> Raw records
====================
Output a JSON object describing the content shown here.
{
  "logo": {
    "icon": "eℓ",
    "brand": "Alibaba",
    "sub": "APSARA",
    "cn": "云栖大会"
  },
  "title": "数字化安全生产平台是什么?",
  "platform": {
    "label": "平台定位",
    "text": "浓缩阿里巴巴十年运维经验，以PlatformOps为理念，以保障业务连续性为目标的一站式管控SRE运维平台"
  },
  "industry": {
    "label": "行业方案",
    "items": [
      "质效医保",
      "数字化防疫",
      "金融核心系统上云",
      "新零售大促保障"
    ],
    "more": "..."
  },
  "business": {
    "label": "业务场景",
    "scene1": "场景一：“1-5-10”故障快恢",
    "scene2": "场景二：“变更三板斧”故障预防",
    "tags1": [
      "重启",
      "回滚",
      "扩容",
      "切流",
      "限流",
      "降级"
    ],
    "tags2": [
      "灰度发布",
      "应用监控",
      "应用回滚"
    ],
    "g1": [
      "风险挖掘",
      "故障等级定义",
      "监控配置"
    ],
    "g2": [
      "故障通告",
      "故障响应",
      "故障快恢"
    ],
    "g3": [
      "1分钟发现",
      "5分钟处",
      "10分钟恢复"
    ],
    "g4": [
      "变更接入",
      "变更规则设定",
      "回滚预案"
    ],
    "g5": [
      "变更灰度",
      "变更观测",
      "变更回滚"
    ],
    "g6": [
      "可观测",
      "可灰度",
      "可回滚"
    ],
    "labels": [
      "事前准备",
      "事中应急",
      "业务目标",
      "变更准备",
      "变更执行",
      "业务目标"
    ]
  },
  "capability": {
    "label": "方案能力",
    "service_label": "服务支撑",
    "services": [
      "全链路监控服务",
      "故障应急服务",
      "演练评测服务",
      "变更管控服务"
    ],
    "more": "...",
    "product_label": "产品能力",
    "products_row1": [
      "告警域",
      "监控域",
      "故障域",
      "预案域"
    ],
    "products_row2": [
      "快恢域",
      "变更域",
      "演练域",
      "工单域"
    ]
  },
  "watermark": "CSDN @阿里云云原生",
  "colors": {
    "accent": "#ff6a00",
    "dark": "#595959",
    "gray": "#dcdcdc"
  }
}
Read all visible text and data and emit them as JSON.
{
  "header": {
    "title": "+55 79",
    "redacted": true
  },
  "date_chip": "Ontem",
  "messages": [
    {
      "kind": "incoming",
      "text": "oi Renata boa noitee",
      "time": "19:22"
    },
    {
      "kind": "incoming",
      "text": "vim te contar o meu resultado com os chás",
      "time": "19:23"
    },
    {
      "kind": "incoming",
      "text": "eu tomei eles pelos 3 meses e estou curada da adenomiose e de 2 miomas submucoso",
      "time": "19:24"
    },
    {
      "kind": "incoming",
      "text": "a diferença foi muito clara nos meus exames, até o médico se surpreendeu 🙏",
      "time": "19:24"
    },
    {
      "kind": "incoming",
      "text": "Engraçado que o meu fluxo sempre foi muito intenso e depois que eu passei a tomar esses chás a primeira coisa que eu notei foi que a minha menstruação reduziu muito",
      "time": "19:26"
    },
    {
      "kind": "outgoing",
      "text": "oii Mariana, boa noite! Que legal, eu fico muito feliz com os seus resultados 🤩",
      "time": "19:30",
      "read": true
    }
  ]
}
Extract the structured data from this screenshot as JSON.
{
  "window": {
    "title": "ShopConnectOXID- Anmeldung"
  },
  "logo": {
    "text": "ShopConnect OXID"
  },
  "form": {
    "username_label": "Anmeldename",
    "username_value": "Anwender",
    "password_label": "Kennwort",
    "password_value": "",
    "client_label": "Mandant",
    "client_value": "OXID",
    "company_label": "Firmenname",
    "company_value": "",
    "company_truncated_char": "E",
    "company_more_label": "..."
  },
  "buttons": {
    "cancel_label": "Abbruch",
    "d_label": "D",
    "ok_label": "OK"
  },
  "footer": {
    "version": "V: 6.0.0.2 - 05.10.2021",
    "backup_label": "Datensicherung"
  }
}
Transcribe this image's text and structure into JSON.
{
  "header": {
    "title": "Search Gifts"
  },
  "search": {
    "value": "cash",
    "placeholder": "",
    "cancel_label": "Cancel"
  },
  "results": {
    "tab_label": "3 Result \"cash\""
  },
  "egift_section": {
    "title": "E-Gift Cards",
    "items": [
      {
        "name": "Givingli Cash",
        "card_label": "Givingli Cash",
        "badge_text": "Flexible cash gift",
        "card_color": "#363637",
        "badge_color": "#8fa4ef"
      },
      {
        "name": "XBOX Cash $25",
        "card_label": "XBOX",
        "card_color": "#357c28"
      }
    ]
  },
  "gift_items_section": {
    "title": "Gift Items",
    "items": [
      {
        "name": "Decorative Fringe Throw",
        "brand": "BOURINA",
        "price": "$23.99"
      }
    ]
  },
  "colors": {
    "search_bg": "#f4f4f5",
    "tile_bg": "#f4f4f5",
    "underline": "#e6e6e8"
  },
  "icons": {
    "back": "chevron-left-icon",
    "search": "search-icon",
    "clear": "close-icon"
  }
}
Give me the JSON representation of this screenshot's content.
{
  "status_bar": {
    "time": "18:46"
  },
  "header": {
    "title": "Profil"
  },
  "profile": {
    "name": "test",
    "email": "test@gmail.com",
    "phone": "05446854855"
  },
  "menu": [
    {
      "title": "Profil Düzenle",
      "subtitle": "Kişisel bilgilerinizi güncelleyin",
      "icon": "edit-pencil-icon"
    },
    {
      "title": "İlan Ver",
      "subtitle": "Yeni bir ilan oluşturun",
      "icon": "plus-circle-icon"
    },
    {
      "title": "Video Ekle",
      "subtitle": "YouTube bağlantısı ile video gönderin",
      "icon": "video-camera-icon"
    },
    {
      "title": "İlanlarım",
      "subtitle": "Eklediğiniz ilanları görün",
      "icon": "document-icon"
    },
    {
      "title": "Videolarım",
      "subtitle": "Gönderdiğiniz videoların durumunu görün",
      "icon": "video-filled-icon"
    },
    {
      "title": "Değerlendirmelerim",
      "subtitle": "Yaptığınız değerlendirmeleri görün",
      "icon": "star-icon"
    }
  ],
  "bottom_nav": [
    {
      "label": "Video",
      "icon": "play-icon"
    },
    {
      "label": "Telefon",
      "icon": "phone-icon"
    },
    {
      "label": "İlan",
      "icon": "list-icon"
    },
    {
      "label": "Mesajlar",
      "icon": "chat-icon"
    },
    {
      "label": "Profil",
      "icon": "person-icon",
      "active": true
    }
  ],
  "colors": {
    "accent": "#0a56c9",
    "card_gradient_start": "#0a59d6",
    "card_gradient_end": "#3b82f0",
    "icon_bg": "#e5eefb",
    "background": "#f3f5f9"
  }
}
====================
> Brief
Write the material out exactly, with nothing left out.

> Task result
Output a JSON object describing the content shown here.
{
  "logo": {
    "icon": "eℓ",
    "brand": "Alibaba",
    "sub": "APSARA",
    "cn": "云栖大会"
  },
  "title": "数字化安全生产平台是什么?",
  "platform": {
    "label": "平台定位",
    "text": "浓缩阿里巴巴十年运维经验，以PlatformOps为理念，以保障业务连续性为目标的一站式管控SRE运维平台"
  },
  "industry": {
    "label": "行业方案",
    "items": [
      "质效医保",
      "数字化防疫",
      "金融核心系统上云",
      "新零售大促保障"
    ],
    "more": "..."
  },
  "business": {
    "label": "业务场景",
    "scene1": "场景一：“1-5-10”故障快恢",
    "scene2": "场景二：“变更三板斧”故障预防",
    "tags1": [
      "重启",
      "回滚",
      "扩容",
      "切流",
      "限流",
      "降级"
    ],
    "tags2": [
      "灰度发布",
      "应用监控",
      "应用回滚"
    ],
    "g1": [
      "风险挖掘",
      "故障等级定义",
      "监控配置"
    ],
    "g2": [
      "故障通告",
      "故障响应",
      "故障快恢"
    ],
    "g3": [
      "1分钟发现",
      "5分钟处",
      "10分钟恢复"
    ],
    "g4": [
      "变更接入",
      "变更规则设定",
      "回滚预案"
    ],
    "g5": [
      "变更灰度",
      "变更观测",
      "变更回滚"
    ],
    "g6": [
      "可观测",
      "可灰度",
      "可回滚"
    ],
    "labels": [
      "事前准备",
      "事中应急",
      "业务目标",
      "变更准备",
      "变更执行",
      "业务目标"
    ]
  },
  "capability": {
    "label": "方案能力",
    "service_label": "服务支撑",
    "services": [
      "全链路监控服务",
      "故障应急服务",
      "演练评测服务",
      "变更管控服务"
    ],
    "more": "...",
    "product_label": "产品能力",
    "products_row1": [
      "告警域",
      "监控域",
      "故障域",
      "预案域"
    ],
    "products_row2": [
      "快恢域",
      "变更域",
      "演练域",
      "工单域"
    ]
  },
  "watermark": "CSDN @阿里云云原生",
  "colors": {
    "accent": "#ff6a00",
    "dark": "#595959",
    "gray": "#dcdcdc"
  }
}
Read all visible text and data and emit them as JSON.
{
  "header": {
    "title": "+55 79",
    "redacted": true
  },
  "date_chip": "Ontem",
  "messages": [
    {
      "kind": "incoming",
      "text": "oi Renata boa noitee",
      "time": "19:22"
    },
    {
      "kind": "incoming",
      "text": "vim te contar o meu resultado com os chás",
      "time": "19:23"
    },
    {
      "kind": "incoming",
      "text": "eu tomei eles pelos 3 meses e estou curada da adenomiose e de 2 miomas submucoso",
      "time": "19:24"
    },
    {
      "kind": "incoming",
      "text": "a diferença foi muito clara nos meus exames, até o médico se surpreendeu 🙏",
      "time": "19:24"
    },
    {
      "kind": "incoming",
      "text": "Engraçado que o meu fluxo sempre foi muito intenso e depois que eu passei a tomar esses chás a primeira coisa que eu notei foi que a minha menstruação reduziu muito",
      "time": "19:26"
    },
    {
      "kind": "outgoing",
      "text": "oii Mariana, boa noite! Que legal, eu fico muito feliz com os seus resultados 🤩",
      "time": "19:30",
      "read": true
    }
  ]
}
Extract the structured data from this screenshot as JSON.
{
  "window": {
    "title": "ShopConnectOXID- Anmeldung"
  },
  "logo": {
    "text": "ShopConnect OXID"
  },
  "form": {
    "username_label": "Anmeldename",
    "username_value": "Anwender",
    "password_label": "Kennwort",
    "password_value": "",
    "client_label": "Mandant",
    "client_value": "OXID",
    "company_label": "Firmenname",
    "company_value": "",
    "company_truncated_char": "E",
    "company_more_label": "..."
  },
  "buttons": {
    "cancel_label": "Abbruch",
    "d_label": "D",
    "ok_label": "OK"
  },
  "footer": {
    "version": "V: 6.0.0.2 - 05.10.2021",
    "backup_label": "Datensicherung"
  }
}
Transcribe this image's text and structure into JSON.
{
  "header": {
    "title": "Search Gifts"
  },
  "search": {
    "value": "cash",
    "placeholder": "",
    "cancel_label": "Cancel"
  },
  "results": {
    "tab_label": "3 Result \"cash\""
  },
  "egift_section": {
    "title": "E-Gift Cards",
    "items": [
      {
        "name": "Givingli Cash",
        "card_label": "Givingli Cash",
        "badge_text": "Flexible cash gift",
        "card_color": "#363637",
        "badge_color": "#8fa4ef"
      },
      {
        "name": "XBOX Cash $25",
        "card_label": "XBOX",
        "card_color": "#357c28"
      }
    ]
  },
  "gift_items_section": {
    "title": "Gift Items",
    "items": [
      {
        "name": "Decorative Fringe Throw",
        "brand": "BOURINA",
        "price": "$23.99"
      }
    ]
  },
  "colors": {
    "search_bg": "#f4f4f5",
    "tile_bg": "#f4f4f5",
    "underline": "#e6e6e8"
  },
  "icons": {
    "back": "chevron-left-icon",
    "search": "search-icon",
    "clear": "close-icon"
  }
}
Give me the JSON representation of this screenshot's content.
{
  "status_bar": {
    "time": "18:46"
  },
  "header": {
    "title": "Profil"
  },
  "profile": {
    "name": "test",
    "email": "test@gmail.com",
    "phone": "05446854855"
  },
  "menu": [
    {
      "title": "Profil Düzenle",
      "subtitle": "Kişisel bilgilerinizi güncelleyin",
      "icon": "edit-pencil-icon"
    },
    {
      "title": "İlan Ver",
      "subtitle": "Yeni bir ilan oluşturun",
      "icon": "plus-circle-icon"
    },
    {
      "title": "Video Ekle",
      "subtitle": "YouTube bağlantısı ile video gönderin",
      "icon": "video-camera-icon"
    },
    {
      "title": "İlanlarım",
      "subtitle": "Eklediğiniz ilanları görün",
      "icon": "document-icon"
    },
    {
      "title": "Videolarım",
      "subtitle": "Gönderdiğiniz videoların durumunu görün",
      "icon": "video-filled-icon"
    },
    {
      "title": "Değerlendirmelerim",
      "subtitle": "Yaptığınız değerlendirmeleri görün",
      "icon": "star-icon"
    }
  ],
  "bottom_nav": [
    {
      "label": "Video",
      "icon": "play-icon"
    },
    {
      "label": "Telefon",
      "icon": "phone-icon"
    },
    {
      "label": "İlan",
      "icon": "list-icon"
    },
    {
      "label": "Mesajlar",
      "icon": "chat-icon"
    },
    {
      "label": "Profil",
      "icon": "person-icon",
      "active": true
    }
  ],
  "colors": {
    "accent": "#0a56c9",
    "card_gradient_start": "#0a59d6",
    "card_gradient_end": "#3b82f0",
    "icon_bg": "#e5eefb",
    "background": "#f3f5f9"
  }
}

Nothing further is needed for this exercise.